Collect every line in the records below that contains the word "Prox".
----
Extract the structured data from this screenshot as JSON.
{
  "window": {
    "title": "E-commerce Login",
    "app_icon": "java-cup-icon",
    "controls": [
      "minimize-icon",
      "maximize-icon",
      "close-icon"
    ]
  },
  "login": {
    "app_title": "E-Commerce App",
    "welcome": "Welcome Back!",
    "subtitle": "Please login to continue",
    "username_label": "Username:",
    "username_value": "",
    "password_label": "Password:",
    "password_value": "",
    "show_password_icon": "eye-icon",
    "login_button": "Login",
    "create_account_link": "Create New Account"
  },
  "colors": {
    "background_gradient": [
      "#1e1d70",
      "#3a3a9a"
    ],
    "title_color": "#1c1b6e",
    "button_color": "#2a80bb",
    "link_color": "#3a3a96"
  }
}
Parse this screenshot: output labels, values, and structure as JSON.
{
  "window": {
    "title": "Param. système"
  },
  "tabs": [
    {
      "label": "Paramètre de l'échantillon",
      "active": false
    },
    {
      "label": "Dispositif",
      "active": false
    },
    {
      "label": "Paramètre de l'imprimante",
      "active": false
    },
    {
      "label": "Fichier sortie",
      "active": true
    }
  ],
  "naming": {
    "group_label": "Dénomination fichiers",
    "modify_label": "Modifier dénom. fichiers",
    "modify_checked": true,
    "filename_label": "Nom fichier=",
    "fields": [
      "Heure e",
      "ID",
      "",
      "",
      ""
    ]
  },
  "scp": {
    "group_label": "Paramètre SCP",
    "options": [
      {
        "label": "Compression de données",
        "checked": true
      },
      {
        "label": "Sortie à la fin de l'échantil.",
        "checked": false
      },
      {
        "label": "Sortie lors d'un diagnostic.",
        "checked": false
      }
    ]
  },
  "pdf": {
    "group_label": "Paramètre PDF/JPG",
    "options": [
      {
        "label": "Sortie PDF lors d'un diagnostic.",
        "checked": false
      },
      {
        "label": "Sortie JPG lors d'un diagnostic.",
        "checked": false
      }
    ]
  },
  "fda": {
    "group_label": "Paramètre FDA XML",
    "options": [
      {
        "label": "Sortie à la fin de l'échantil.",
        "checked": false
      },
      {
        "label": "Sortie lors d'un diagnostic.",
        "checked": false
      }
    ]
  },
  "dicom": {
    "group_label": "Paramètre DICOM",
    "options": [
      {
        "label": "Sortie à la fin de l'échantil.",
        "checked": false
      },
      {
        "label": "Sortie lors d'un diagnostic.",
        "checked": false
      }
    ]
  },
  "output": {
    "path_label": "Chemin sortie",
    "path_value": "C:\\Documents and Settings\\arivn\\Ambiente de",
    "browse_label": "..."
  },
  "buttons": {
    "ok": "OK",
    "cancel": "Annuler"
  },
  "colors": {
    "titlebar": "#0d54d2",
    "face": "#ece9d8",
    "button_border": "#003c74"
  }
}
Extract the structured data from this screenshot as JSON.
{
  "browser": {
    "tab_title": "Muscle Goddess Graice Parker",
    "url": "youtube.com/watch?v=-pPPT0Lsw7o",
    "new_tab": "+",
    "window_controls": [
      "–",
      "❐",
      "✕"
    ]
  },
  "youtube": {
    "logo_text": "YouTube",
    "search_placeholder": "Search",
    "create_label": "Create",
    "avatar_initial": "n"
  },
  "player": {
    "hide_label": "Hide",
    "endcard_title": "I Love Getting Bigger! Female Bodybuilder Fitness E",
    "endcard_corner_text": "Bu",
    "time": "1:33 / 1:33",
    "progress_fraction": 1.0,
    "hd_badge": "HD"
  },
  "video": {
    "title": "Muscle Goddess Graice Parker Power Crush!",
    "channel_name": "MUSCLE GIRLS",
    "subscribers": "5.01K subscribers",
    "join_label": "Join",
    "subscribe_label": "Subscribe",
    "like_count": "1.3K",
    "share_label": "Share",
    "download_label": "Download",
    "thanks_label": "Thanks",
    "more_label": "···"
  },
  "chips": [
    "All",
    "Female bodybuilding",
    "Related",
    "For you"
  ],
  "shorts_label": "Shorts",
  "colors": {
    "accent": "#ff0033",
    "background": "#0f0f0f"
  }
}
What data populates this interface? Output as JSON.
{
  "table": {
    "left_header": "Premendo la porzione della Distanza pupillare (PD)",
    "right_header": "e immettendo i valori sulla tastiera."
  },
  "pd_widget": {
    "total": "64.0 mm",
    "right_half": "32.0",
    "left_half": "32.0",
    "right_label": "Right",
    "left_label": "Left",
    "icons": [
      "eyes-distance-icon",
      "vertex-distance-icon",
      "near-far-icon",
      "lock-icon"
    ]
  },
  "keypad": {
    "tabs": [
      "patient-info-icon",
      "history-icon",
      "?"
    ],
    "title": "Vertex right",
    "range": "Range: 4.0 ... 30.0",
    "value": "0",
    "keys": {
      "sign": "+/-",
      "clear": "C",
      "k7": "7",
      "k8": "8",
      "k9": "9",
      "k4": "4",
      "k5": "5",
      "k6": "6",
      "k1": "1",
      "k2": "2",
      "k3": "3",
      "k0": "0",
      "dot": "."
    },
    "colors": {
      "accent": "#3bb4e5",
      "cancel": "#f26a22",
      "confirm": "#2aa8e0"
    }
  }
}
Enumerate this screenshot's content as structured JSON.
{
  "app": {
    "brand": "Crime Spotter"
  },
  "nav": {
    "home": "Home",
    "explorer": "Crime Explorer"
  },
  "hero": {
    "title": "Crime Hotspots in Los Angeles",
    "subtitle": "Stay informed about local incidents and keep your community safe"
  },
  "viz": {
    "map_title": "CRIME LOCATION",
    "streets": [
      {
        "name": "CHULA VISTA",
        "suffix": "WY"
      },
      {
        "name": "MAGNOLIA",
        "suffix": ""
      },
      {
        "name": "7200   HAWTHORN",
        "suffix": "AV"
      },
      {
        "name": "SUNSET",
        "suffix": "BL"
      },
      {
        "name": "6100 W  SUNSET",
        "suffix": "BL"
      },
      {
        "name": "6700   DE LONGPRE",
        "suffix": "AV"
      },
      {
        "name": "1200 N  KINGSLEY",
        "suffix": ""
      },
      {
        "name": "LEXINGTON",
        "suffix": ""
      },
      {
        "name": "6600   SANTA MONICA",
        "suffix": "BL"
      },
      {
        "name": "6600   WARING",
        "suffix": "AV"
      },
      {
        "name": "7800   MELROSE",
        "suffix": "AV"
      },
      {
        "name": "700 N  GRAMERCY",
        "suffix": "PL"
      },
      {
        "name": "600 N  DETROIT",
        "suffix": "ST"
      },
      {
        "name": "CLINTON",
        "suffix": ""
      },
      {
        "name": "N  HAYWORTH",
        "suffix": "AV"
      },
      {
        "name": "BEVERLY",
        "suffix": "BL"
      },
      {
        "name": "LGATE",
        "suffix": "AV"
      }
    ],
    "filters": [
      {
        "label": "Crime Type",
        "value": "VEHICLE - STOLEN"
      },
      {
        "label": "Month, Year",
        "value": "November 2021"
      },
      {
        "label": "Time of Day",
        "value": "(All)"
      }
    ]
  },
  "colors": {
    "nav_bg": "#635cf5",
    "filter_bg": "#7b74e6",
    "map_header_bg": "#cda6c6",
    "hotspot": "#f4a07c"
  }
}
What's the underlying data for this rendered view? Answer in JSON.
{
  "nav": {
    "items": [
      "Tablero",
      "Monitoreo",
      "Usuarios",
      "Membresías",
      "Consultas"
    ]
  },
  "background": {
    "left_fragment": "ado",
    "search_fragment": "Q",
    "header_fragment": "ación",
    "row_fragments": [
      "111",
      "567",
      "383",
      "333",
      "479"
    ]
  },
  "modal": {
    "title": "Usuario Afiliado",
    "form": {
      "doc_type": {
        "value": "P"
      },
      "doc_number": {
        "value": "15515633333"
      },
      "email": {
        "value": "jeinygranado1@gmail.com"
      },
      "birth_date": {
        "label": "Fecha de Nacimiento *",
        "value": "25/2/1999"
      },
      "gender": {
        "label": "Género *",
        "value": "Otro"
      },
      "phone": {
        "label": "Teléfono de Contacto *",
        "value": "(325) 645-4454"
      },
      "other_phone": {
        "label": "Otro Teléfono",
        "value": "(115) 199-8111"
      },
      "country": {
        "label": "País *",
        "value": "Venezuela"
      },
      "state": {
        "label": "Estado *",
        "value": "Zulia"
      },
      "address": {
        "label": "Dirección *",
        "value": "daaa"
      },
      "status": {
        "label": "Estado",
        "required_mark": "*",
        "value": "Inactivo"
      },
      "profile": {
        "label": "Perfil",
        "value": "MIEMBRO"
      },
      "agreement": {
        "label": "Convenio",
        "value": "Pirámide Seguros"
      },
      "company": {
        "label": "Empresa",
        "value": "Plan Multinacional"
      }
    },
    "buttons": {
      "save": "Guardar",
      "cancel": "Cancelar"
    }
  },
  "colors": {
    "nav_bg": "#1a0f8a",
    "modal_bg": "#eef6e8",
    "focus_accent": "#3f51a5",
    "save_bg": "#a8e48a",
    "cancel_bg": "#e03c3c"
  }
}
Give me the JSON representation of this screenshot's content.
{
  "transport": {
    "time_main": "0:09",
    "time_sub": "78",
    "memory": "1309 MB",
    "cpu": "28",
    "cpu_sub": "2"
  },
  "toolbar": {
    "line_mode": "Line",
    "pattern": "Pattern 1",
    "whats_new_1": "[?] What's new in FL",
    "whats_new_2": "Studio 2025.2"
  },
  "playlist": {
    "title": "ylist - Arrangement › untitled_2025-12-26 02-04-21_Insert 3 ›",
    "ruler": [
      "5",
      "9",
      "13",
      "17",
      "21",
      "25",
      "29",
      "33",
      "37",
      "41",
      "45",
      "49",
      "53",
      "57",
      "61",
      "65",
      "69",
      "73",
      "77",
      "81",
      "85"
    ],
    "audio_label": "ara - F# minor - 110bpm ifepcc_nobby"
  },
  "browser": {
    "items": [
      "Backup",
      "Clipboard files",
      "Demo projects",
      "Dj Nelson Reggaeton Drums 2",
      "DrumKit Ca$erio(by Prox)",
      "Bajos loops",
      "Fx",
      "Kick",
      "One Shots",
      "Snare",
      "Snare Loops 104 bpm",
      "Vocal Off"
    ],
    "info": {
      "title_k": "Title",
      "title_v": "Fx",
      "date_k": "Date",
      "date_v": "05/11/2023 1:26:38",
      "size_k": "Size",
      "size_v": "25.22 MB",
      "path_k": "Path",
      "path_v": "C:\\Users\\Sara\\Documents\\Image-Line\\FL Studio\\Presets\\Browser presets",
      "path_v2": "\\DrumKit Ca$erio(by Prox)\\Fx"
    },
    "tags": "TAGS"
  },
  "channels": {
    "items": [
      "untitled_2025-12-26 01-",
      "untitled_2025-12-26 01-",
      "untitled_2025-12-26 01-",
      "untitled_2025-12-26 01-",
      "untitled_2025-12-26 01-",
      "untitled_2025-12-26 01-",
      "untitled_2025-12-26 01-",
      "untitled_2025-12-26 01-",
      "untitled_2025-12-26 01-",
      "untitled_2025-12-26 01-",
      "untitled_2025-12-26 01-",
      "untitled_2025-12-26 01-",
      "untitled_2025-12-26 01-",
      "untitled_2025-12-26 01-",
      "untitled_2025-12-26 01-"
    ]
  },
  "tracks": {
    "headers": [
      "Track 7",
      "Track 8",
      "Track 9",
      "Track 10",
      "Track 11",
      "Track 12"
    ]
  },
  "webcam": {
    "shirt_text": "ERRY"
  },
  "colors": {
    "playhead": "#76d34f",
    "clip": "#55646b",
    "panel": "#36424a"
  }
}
----
## Exercise answer
      "DrumKit Ca$erio(by Prox)",
      "path_v2": "\\DrumKit Ca$erio(by Prox)\\Fx"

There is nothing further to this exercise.